• _PROMPT_:
Lines holding the string "make" are the ones to copy; find them all in the data.

• _RECORDS FOR THE EXERCISE_:
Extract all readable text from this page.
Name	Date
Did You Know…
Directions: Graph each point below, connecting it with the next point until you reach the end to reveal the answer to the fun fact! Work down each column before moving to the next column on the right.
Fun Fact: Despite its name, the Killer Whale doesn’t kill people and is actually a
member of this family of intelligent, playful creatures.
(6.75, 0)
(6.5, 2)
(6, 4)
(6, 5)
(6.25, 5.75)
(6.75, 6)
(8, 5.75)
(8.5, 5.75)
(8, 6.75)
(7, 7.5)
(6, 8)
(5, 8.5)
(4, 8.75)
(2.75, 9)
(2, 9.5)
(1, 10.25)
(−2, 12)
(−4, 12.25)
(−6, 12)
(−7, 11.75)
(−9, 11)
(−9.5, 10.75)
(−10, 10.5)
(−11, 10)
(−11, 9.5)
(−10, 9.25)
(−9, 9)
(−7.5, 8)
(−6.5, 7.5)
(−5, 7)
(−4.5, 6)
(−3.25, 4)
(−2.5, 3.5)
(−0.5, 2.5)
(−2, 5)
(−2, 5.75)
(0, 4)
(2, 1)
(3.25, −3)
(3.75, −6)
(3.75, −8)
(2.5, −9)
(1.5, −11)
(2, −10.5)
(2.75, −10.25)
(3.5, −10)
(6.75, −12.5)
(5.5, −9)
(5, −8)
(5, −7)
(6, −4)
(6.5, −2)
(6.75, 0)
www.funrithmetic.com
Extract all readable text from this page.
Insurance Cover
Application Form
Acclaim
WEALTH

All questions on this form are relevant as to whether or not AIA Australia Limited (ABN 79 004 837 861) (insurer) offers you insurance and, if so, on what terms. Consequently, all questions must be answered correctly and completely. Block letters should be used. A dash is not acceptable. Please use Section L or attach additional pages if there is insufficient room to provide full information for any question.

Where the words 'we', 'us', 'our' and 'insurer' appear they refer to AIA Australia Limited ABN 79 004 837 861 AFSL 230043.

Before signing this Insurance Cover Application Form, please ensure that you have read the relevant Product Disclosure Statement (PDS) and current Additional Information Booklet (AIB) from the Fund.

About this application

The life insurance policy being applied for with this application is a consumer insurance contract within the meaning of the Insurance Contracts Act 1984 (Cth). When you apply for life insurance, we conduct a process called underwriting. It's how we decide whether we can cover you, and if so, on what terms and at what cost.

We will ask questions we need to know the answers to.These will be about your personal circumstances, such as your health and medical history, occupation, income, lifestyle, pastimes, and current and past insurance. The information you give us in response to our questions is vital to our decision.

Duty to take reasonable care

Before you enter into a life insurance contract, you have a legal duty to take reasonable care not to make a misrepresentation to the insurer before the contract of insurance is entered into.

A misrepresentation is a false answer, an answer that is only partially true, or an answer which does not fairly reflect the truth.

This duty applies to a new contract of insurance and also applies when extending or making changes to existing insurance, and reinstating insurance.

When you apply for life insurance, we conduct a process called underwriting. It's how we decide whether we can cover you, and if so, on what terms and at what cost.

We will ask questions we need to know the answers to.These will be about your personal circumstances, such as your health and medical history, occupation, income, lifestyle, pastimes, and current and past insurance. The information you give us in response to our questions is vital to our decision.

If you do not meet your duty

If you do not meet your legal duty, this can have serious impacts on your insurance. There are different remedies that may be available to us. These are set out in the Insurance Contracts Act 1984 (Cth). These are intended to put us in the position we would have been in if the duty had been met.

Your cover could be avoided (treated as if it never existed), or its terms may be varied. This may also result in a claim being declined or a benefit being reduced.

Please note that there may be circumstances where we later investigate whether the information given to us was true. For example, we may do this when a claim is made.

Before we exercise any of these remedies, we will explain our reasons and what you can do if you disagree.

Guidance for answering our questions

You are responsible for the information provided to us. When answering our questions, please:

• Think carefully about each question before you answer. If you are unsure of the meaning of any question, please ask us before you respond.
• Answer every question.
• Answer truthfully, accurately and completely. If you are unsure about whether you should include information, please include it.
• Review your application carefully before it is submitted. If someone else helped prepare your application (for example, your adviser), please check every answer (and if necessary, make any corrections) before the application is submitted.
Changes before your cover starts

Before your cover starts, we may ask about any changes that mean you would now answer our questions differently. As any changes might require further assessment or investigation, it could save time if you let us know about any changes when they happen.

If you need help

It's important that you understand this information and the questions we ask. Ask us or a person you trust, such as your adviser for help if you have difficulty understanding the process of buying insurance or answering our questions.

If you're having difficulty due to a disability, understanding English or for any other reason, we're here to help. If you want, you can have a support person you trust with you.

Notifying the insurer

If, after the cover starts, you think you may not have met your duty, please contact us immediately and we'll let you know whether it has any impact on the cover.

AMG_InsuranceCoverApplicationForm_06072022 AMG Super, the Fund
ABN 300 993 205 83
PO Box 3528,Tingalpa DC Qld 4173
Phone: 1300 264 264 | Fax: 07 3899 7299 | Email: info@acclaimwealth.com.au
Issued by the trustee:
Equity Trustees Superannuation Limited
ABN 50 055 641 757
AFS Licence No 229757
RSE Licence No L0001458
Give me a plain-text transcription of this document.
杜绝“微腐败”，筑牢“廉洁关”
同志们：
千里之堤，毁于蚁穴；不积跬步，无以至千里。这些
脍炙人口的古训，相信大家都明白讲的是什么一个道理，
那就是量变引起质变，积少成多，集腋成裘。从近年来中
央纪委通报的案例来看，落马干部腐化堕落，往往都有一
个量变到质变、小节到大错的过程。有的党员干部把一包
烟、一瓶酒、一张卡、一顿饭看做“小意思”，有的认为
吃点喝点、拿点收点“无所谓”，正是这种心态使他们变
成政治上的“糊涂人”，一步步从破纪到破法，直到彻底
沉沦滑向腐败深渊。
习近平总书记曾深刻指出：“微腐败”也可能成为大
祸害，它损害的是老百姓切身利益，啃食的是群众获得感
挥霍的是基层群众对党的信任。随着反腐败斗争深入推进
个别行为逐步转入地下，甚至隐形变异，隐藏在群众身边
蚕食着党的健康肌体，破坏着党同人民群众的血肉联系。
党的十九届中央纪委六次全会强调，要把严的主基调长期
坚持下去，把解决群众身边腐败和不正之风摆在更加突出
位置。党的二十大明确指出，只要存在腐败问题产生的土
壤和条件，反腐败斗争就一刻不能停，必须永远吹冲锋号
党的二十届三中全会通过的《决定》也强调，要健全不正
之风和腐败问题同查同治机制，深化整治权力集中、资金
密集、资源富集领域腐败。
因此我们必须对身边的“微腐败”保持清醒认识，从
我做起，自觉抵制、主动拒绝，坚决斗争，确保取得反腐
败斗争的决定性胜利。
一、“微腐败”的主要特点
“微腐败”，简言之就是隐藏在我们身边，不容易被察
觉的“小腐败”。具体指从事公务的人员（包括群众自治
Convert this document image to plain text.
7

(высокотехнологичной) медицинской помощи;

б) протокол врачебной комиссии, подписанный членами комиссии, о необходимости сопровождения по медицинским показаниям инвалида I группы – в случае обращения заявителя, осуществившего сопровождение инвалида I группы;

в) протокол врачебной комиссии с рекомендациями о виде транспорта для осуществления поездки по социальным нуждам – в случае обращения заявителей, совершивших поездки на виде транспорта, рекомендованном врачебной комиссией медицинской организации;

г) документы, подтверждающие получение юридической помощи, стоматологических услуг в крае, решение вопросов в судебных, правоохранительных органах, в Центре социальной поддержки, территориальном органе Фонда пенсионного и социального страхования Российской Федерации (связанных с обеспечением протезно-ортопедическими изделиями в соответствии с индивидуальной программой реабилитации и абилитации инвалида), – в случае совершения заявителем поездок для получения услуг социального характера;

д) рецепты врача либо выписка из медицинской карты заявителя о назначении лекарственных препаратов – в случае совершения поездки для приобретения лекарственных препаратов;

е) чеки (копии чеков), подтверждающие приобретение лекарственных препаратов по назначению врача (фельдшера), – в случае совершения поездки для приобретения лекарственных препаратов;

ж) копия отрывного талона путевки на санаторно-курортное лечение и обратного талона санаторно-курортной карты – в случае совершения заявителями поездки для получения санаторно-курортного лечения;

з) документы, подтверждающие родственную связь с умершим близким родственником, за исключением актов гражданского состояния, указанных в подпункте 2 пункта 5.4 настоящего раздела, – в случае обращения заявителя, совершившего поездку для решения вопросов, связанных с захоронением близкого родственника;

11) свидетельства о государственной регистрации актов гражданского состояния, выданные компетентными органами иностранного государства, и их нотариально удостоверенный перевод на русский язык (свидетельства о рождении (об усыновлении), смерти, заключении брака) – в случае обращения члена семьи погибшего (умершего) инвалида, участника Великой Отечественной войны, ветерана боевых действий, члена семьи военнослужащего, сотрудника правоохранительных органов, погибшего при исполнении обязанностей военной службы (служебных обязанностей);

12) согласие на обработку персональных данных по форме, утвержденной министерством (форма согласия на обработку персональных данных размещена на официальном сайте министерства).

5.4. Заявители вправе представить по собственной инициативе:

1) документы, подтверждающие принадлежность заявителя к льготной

• _OUTPUT BELOW_:
Before you enter into a life insurance contract, you have a legal duty to take reasonable care not to make a misrepresentation to the insurer before the contract of insurance is entered into.
• Review your application carefully before it is submitted. If someone else helped prepare your application (for example, your adviser), please check every answer (and if necessary, make any corrections) before the application is submitted.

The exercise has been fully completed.